TASK GOAL: For each line that holds "Rossby", copy the line out.
#### DATA SECTION
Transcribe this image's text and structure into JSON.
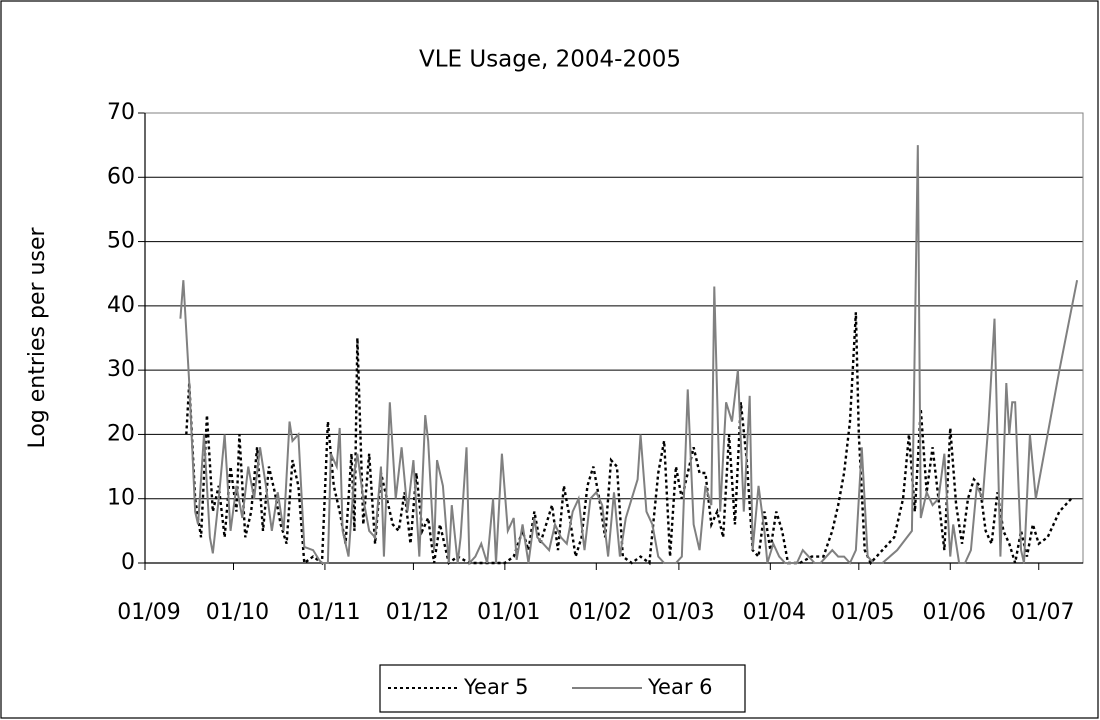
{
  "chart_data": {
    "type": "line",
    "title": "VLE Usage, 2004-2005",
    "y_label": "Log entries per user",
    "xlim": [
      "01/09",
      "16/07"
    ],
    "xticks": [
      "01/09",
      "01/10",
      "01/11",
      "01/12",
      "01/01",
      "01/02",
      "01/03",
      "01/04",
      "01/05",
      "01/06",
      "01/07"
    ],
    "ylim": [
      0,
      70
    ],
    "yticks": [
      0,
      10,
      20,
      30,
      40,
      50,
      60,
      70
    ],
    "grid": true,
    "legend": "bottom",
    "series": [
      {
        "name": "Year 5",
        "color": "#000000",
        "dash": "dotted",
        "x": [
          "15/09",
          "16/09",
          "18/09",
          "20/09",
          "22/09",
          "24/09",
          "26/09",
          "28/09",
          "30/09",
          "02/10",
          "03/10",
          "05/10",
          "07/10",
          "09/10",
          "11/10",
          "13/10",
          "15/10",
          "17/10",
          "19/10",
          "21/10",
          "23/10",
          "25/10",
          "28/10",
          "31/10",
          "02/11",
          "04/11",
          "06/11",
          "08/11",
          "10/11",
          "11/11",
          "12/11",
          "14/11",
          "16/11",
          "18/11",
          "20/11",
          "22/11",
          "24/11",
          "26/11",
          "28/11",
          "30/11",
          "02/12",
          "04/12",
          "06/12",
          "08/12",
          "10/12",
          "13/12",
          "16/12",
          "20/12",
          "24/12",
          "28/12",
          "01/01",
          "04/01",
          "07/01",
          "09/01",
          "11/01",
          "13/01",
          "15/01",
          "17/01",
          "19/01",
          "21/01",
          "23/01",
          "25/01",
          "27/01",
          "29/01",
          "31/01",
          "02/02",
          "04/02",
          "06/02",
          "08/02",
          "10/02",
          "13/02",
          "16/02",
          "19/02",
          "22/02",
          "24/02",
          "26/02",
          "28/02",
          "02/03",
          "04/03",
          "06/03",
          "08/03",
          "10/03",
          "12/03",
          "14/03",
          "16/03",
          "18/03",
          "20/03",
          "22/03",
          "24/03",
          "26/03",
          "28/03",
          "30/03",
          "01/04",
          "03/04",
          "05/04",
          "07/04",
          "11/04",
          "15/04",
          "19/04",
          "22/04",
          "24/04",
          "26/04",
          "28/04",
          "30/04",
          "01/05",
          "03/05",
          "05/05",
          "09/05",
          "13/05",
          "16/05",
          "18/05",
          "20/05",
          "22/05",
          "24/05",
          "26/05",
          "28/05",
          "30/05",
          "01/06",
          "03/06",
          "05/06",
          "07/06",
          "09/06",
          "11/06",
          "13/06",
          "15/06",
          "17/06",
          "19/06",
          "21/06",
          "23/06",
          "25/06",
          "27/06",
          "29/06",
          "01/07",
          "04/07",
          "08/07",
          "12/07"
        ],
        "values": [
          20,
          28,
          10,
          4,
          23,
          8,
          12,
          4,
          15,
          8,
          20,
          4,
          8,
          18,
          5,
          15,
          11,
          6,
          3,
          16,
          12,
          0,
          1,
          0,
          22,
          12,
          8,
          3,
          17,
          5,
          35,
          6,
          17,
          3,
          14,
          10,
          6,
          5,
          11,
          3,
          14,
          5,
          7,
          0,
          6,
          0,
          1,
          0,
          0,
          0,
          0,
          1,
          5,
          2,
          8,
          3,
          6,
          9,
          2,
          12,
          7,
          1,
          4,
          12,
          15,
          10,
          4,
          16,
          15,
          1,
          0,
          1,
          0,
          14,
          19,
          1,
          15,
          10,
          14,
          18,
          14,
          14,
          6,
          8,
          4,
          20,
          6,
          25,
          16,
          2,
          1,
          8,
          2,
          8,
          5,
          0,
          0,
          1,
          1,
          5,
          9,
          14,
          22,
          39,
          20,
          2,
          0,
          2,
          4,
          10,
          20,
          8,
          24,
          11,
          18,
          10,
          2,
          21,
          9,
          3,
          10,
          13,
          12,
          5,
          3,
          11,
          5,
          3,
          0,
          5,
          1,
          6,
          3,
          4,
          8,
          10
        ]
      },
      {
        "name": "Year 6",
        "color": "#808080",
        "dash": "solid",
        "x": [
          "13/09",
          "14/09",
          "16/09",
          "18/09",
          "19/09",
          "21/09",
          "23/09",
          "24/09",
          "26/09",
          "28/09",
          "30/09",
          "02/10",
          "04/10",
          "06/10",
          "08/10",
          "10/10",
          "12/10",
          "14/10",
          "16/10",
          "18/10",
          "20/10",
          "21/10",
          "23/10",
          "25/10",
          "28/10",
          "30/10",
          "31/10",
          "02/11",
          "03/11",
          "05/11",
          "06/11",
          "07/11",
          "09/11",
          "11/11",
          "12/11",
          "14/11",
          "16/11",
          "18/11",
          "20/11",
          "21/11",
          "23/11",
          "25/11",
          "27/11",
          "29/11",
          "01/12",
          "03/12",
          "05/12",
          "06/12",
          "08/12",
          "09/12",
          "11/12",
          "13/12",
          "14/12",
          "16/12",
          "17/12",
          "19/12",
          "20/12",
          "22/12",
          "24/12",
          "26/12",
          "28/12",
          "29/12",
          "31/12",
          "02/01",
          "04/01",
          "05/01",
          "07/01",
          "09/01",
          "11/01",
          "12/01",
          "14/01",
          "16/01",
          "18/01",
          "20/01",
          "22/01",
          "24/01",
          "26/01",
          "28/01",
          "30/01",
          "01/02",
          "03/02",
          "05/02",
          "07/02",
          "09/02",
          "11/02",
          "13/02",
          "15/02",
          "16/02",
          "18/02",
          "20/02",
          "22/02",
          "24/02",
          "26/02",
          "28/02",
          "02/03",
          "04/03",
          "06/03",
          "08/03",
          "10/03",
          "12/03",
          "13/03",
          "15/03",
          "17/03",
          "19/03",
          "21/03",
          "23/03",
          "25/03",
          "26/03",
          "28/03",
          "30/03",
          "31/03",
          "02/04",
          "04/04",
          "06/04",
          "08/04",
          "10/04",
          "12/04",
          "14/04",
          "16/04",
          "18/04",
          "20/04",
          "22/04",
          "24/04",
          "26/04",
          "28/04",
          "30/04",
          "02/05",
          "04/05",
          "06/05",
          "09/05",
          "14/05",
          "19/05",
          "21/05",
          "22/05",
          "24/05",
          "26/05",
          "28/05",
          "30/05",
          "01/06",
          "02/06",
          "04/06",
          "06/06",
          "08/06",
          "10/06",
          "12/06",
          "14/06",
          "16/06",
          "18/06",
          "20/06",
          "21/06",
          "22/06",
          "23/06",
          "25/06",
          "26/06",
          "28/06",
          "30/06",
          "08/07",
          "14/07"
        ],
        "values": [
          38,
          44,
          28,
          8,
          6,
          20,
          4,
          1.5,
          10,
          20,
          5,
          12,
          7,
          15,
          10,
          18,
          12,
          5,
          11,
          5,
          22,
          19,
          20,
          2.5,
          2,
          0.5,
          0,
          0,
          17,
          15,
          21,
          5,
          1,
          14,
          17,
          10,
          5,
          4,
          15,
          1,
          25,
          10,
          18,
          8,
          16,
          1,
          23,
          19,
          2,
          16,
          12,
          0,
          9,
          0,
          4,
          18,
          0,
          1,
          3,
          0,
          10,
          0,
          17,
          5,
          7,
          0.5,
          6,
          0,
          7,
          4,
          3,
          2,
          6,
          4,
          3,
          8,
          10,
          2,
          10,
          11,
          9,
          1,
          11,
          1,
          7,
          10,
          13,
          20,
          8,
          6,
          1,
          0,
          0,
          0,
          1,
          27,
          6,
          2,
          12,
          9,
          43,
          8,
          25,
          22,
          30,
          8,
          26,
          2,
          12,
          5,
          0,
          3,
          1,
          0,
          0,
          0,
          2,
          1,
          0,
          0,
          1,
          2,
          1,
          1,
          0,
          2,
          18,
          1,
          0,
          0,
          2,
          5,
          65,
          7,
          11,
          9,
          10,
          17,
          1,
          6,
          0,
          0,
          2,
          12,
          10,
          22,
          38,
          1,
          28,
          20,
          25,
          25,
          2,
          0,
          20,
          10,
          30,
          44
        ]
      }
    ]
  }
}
########
#### DATA SECTION
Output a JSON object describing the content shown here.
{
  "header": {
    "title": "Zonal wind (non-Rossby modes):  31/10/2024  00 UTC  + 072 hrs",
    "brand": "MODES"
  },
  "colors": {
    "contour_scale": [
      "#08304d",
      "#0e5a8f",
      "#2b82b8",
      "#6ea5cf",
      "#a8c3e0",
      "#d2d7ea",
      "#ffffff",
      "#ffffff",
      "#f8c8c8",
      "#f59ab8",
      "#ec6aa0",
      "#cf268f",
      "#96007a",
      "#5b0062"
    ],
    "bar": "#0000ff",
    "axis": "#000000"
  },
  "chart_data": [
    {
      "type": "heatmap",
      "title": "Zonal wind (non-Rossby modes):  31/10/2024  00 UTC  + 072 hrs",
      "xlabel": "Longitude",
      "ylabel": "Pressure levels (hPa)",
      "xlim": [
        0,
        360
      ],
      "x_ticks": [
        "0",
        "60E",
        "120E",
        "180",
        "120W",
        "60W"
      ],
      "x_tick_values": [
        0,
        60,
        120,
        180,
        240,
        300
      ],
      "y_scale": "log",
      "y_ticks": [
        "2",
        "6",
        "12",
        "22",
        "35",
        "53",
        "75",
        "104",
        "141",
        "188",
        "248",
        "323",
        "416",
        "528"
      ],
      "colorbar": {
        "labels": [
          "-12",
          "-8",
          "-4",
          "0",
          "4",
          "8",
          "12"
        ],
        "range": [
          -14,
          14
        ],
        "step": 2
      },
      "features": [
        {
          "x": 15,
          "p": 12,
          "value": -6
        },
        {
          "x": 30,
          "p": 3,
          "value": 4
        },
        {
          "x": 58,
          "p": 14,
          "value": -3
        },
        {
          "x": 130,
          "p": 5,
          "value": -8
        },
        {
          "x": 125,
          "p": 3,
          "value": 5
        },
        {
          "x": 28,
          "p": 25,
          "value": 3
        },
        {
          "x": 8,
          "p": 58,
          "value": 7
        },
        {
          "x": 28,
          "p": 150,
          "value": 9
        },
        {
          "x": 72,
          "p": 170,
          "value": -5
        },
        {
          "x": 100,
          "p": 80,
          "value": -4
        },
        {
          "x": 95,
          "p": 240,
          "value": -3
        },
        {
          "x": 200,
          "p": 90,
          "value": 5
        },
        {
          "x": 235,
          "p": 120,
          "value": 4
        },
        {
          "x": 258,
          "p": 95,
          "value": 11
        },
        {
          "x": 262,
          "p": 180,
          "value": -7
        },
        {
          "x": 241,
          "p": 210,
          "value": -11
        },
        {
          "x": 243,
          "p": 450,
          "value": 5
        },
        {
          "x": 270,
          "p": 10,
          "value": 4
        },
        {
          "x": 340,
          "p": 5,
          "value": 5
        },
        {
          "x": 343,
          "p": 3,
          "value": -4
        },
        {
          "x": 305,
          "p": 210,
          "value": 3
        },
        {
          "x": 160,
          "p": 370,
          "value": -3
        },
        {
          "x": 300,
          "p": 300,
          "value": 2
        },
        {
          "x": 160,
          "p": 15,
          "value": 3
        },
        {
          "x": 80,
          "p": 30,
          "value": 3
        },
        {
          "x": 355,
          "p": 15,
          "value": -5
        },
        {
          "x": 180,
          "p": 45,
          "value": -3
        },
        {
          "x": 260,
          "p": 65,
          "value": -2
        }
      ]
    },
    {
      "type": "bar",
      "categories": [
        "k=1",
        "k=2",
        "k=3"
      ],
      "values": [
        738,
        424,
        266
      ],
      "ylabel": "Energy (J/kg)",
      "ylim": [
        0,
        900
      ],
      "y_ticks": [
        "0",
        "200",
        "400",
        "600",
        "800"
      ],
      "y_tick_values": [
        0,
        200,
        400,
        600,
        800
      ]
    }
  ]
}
########
RESULT:
    "title": "Zonal wind (non-Rossby modes):  31/10/2024  00 UTC  + 072 hrs",
      "title": "Zonal wind (non-Rossby modes):  31/10/2024  00 UTC  + 072 hrs",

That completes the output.